WRITTEN TASK:
Keep every line where the word "source" appears; drop the rest.

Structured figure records
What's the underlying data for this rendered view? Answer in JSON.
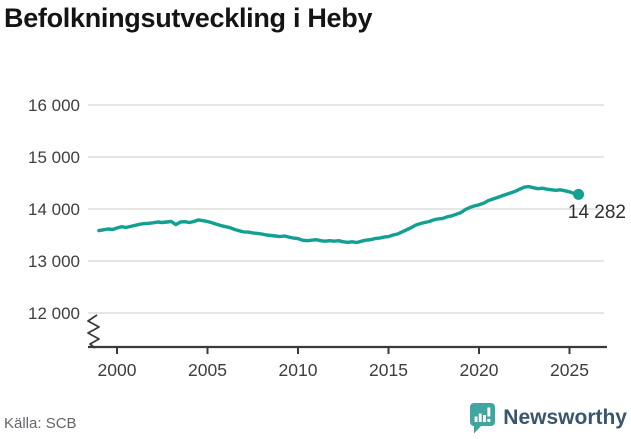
{
  "title": "Befolkningsutveckling i Heby",
  "source": "Källa: SCB",
  "branding": {
    "name": "Newsworthy",
    "icon": "newsworthy-chart-bubble-icon",
    "icon_color": "#3fa7a0",
    "text_color": "#3a556c"
  },
  "colors": {
    "line": "#12a092",
    "grid": "#e2e2e2",
    "axis": "#3a3a3a",
    "tick_label": "#3e3e3e",
    "annotation": "#2f2f2f"
  },
  "chart_data": {
    "type": "line",
    "title": "Befolkningsutveckling i Heby",
    "xlabel": "",
    "ylabel": "",
    "x_ticks": [
      2000,
      2005,
      2010,
      2015,
      2020,
      2025
    ],
    "y_ticks": [
      16000,
      15000,
      14000,
      13000,
      12000
    ],
    "y_tick_labels": [
      "16 000",
      "15 000",
      "14 000",
      "13 000",
      "12 000"
    ],
    "xlim": [
      1998.4,
      2027.2
    ],
    "ylim": [
      11600,
      16200
    ],
    "grid": "horizontal",
    "axis_break": true,
    "legend": "none",
    "end_label": "14 282",
    "end_value": 14282,
    "series": [
      {
        "name": "Befolkning",
        "x": [
          1999.0,
          1999.25,
          1999.5,
          1999.75,
          2000.0,
          2000.25,
          2000.5,
          2000.75,
          2001.0,
          2001.25,
          2001.5,
          2001.75,
          2002.0,
          2002.25,
          2002.5,
          2002.75,
          2003.0,
          2003.25,
          2003.5,
          2003.75,
          2004.0,
          2004.25,
          2004.5,
          2004.75,
          2005.0,
          2005.25,
          2005.5,
          2005.75,
          2006.0,
          2006.25,
          2006.5,
          2006.75,
          2007.0,
          2007.25,
          2007.5,
          2007.75,
          2008.0,
          2008.25,
          2008.5,
          2008.75,
          2009.0,
          2009.25,
          2009.5,
          2009.75,
          2010.0,
          2010.25,
          2010.5,
          2010.75,
          2011.0,
          2011.25,
          2011.5,
          2011.75,
          2012.0,
          2012.25,
          2012.5,
          2012.75,
          2013.0,
          2013.25,
          2013.5,
          2013.75,
          2014.0,
          2014.25,
          2014.5,
          2014.75,
          2015.0,
          2015.25,
          2015.5,
          2015.75,
          2016.0,
          2016.25,
          2016.5,
          2016.75,
          2017.0,
          2017.25,
          2017.5,
          2017.75,
          2018.0,
          2018.25,
          2018.5,
          2018.75,
          2019.0,
          2019.25,
          2019.5,
          2019.75,
          2020.0,
          2020.25,
          2020.5,
          2020.75,
          2021.0,
          2021.25,
          2021.5,
          2021.75,
          2022.0,
          2022.25,
          2022.5,
          2022.75,
          2023.0,
          2023.25,
          2023.5,
          2023.75,
          2024.0,
          2024.25,
          2024.5,
          2024.75,
          2025.0,
          2025.25,
          2025.5
        ],
        "y": [
          13585,
          13600,
          13615,
          13605,
          13635,
          13660,
          13645,
          13665,
          13685,
          13705,
          13720,
          13725,
          13735,
          13750,
          13740,
          13750,
          13760,
          13700,
          13750,
          13755,
          13740,
          13760,
          13790,
          13775,
          13760,
          13735,
          13705,
          13680,
          13660,
          13640,
          13605,
          13580,
          13560,
          13555,
          13540,
          13530,
          13520,
          13500,
          13490,
          13480,
          13470,
          13480,
          13460,
          13440,
          13430,
          13400,
          13390,
          13400,
          13410,
          13390,
          13380,
          13390,
          13380,
          13390,
          13370,
          13360,
          13370,
          13355,
          13380,
          13400,
          13410,
          13430,
          13440,
          13460,
          13470,
          13500,
          13520,
          13560,
          13600,
          13640,
          13690,
          13720,
          13740,
          13760,
          13790,
          13810,
          13820,
          13850,
          13870,
          13900,
          13930,
          13990,
          14030,
          14060,
          14080,
          14110,
          14160,
          14190,
          14220,
          14250,
          14280,
          14310,
          14340,
          14380,
          14420,
          14430,
          14410,
          14390,
          14400,
          14380,
          14370,
          14360,
          14370,
          14350,
          14330,
          14300,
          14282
        ]
      }
    ]
  }
}
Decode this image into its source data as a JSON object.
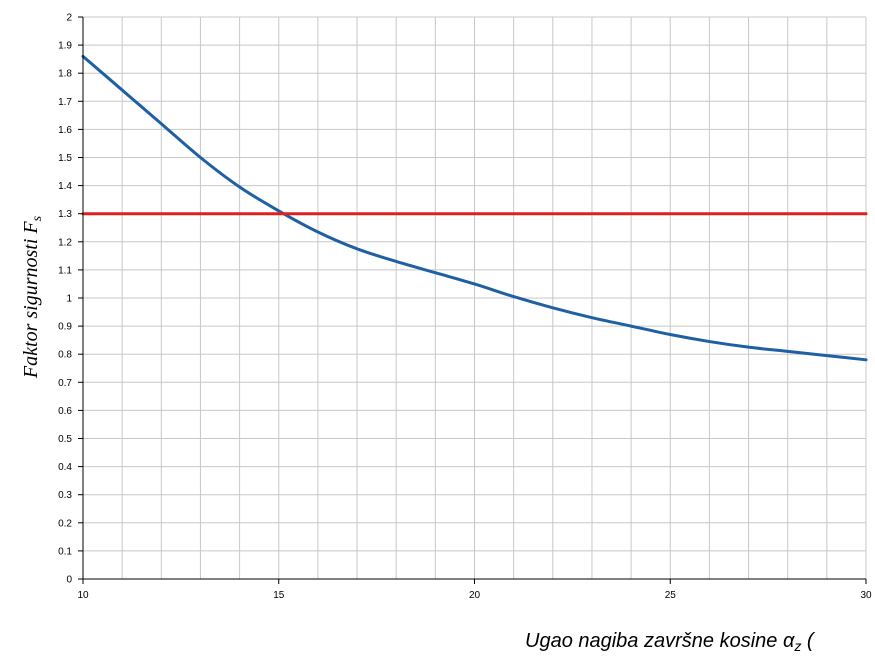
{
  "chart_data": {
    "type": "line",
    "title": "",
    "xlabel": "Ugao nagiba završne kosine αz (°)",
    "xlabel_main": "Ugao nagiba završne kosine α",
    "xlabel_sub": "z",
    "xlabel_tail": " (",
    "ylabel": "Faktor sigurnosti Fs",
    "ylabel_main": "Faktor sigurnosti F",
    "ylabel_sub": "s",
    "xlim": [
      10,
      30
    ],
    "ylim": [
      0,
      2
    ],
    "xticks": [
      "10",
      "15",
      "20",
      "25",
      "30"
    ],
    "yticks": [
      "0",
      "0.1",
      "0.2",
      "0.3",
      "0.4",
      "0.5",
      "0.6",
      "0.7",
      "0.8",
      "0.9",
      "1",
      "1.1",
      "1.2",
      "1.3",
      "1.4",
      "1.5",
      "1.6",
      "1.7",
      "1.8",
      "1.9",
      "2"
    ],
    "x_gridline_step": 1,
    "grid": true,
    "series": [
      {
        "color": "#1f5fa3",
        "x": [
          10,
          11,
          12,
          13,
          14,
          15,
          16,
          17,
          18,
          19,
          20,
          21,
          22,
          23,
          24,
          25,
          26,
          27,
          28,
          29,
          30
        ],
        "y": [
          1.86,
          1.74,
          1.62,
          1.5,
          1.395,
          1.31,
          1.235,
          1.175,
          1.13,
          1.09,
          1.05,
          1.005,
          0.965,
          0.93,
          0.9,
          0.87,
          0.845,
          0.825,
          0.81,
          0.795,
          0.78
        ]
      },
      {
        "color": "#e02020",
        "x": [
          10,
          30
        ],
        "y": [
          1.3,
          1.3
        ]
      }
    ]
  }
}
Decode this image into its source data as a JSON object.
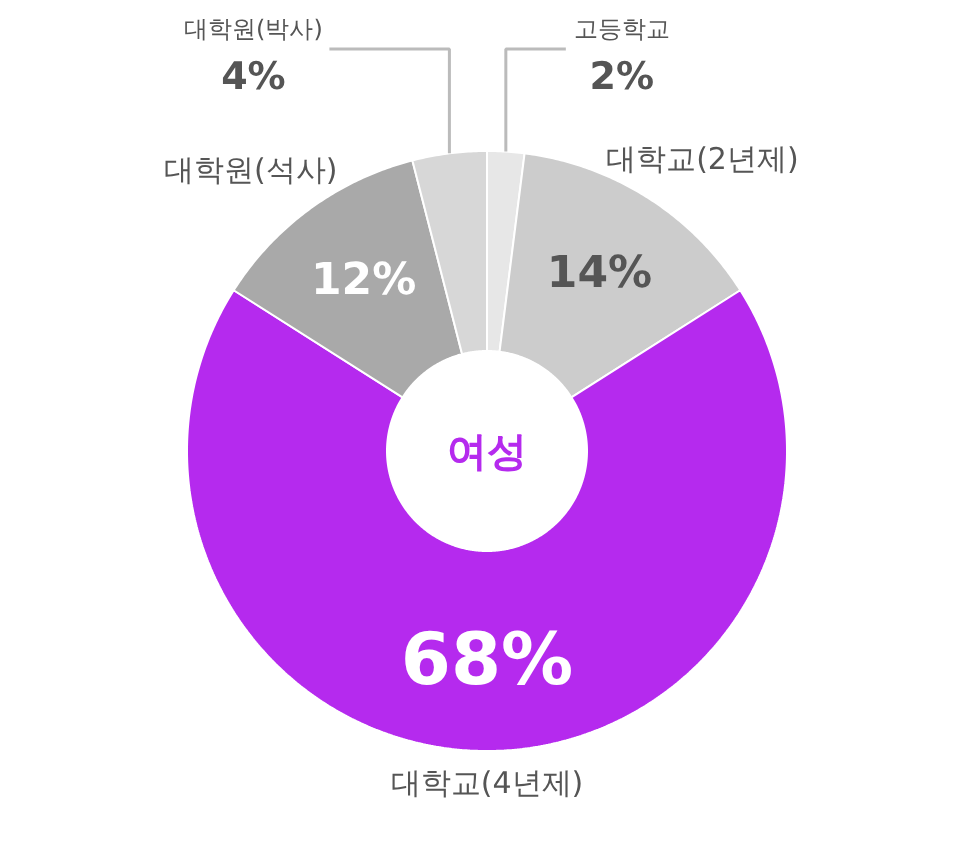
{
  "chart_data": {
    "type": "donut",
    "categories": [
      "고등학교",
      "대학교(2년제)",
      "대학교(4년제)",
      "대학원(석사)",
      "대학원(박사)"
    ],
    "values": [
      2,
      14,
      68,
      12,
      4
    ],
    "colors": [
      "#e7e7e7",
      "#cccccc",
      "#b52aee",
      "#a9a9a9",
      "#d7d7d7"
    ],
    "value_labels": [
      "2%",
      "14%",
      "68%",
      "12%",
      "4%"
    ],
    "annotations": [
      "여성"
    ]
  }
}
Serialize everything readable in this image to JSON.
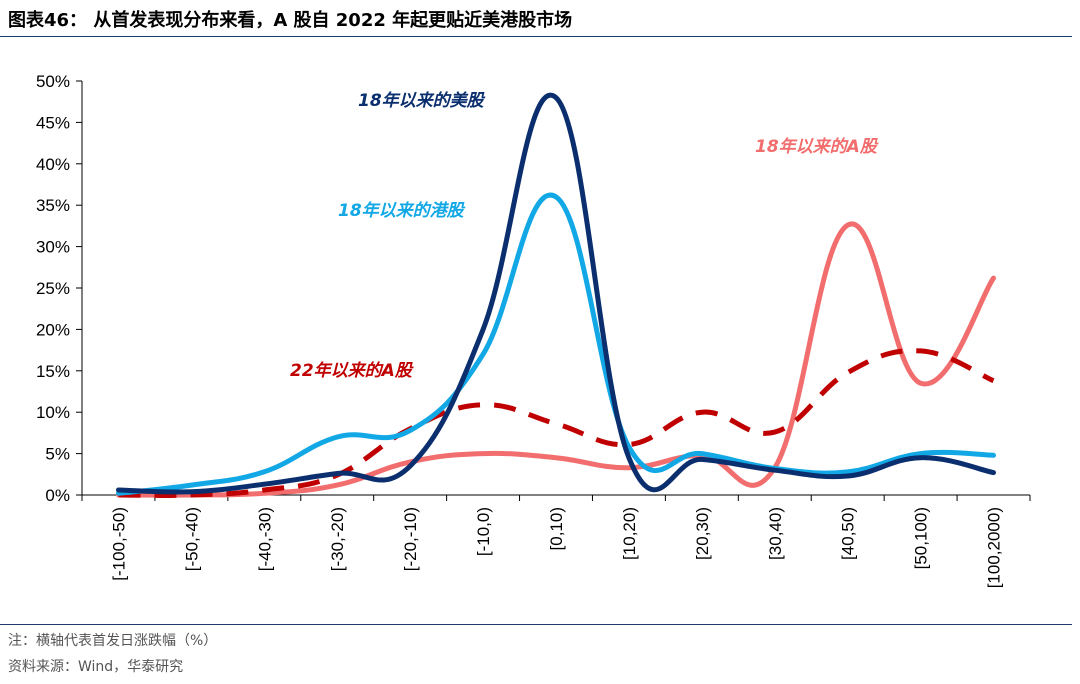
{
  "header": {
    "title": "图表46： 从首发表现分布来看，A 股自 2022 年起更贴近美港股市场"
  },
  "footer": {
    "note": "注：横轴代表首发日涨跌幅（%）",
    "source": "资料来源：Wind，华泰研究"
  },
  "chart_data": {
    "type": "line",
    "title": "",
    "xlabel": "",
    "ylabel": "",
    "categories": [
      "[-100,-50)",
      "[-50,-40)",
      "[-40,-30)",
      "[-30,-20)",
      "[-20,-10)",
      "[-10,0)",
      "[0,10)",
      "[10,20)",
      "[20,30)",
      "[30,40)",
      "[40,50)",
      "[50,100)",
      "[100,2000)"
    ],
    "ylim": [
      0,
      50
    ],
    "yticks": [
      "0%",
      "5%",
      "10%",
      "15%",
      "20%",
      "25%",
      "30%",
      "35%",
      "40%",
      "45%",
      "50%"
    ],
    "grid": false,
    "series": [
      {
        "name": "18年以来的美股",
        "color": "#0b2f6e",
        "dash": "solid",
        "values": [
          0.6,
          0.4,
          1.3,
          2.6,
          3.5,
          20.0,
          48.0,
          4.5,
          4.3,
          3.0,
          2.3,
          4.5,
          2.7
        ]
      },
      {
        "name": "18年以来的港股",
        "color": "#12a8e6",
        "dash": "solid",
        "values": [
          0.2,
          1.2,
          2.8,
          7.0,
          7.8,
          17.0,
          36.0,
          5.8,
          5.0,
          3.2,
          2.8,
          5.0,
          4.8
        ]
      },
      {
        "name": "18年以来的A股",
        "color": "#f26d6d",
        "dash": "solid",
        "values": [
          0.0,
          0.0,
          0.2,
          1.2,
          4.0,
          5.0,
          4.5,
          3.3,
          4.8,
          3.3,
          32.6,
          13.5,
          26.2
        ]
      },
      {
        "name": "22年以来的A股",
        "color": "#c00000",
        "dash": "dashed",
        "values": [
          0.0,
          0.0,
          0.6,
          2.4,
          8.0,
          10.9,
          8.6,
          6.1,
          10.0,
          7.6,
          14.8,
          17.4,
          13.8
        ]
      }
    ],
    "annotations": [
      {
        "text": "18年以来的美股",
        "color": "#0b2f6e"
      },
      {
        "text": "18年以来的港股",
        "color": "#12a8e6"
      },
      {
        "text": "18年以来的A股",
        "color": "#f26d6d"
      },
      {
        "text": "22年以来的A股",
        "color": "#c00000"
      }
    ]
  }
}
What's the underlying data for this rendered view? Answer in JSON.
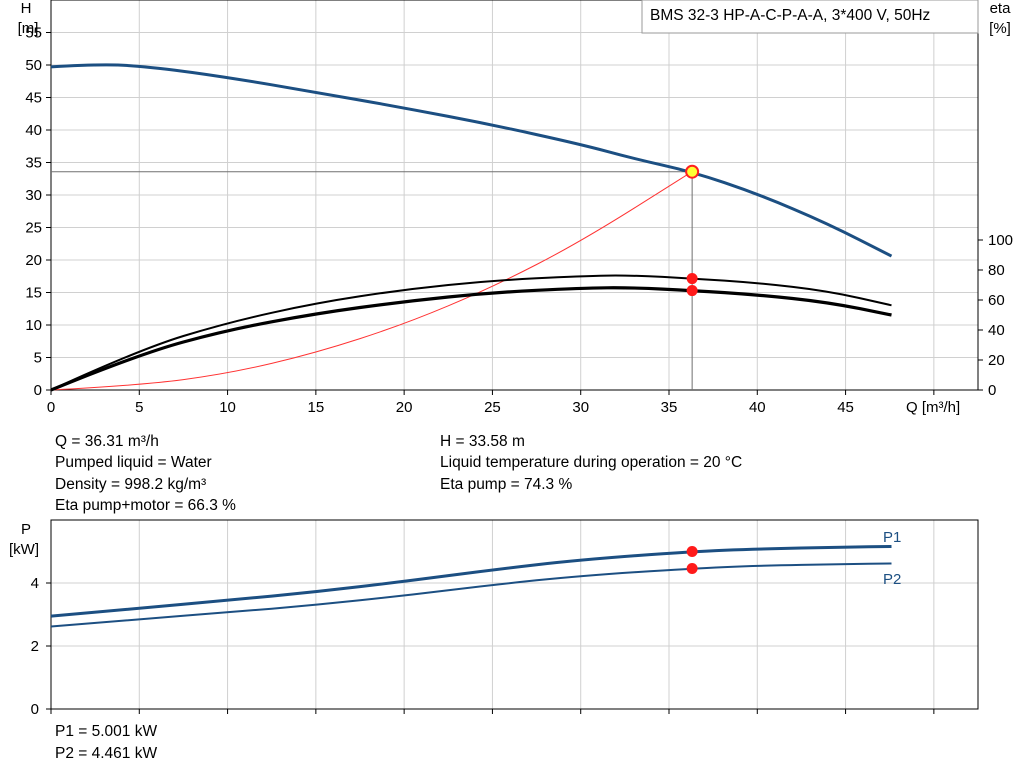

RESPONSE:
  "source": "Källa: SCB",
Decode this image into its source data as a JSON object.
Decode this image into its source data as a JSON object.
    "source": "资料来源：Wind，华泰研究"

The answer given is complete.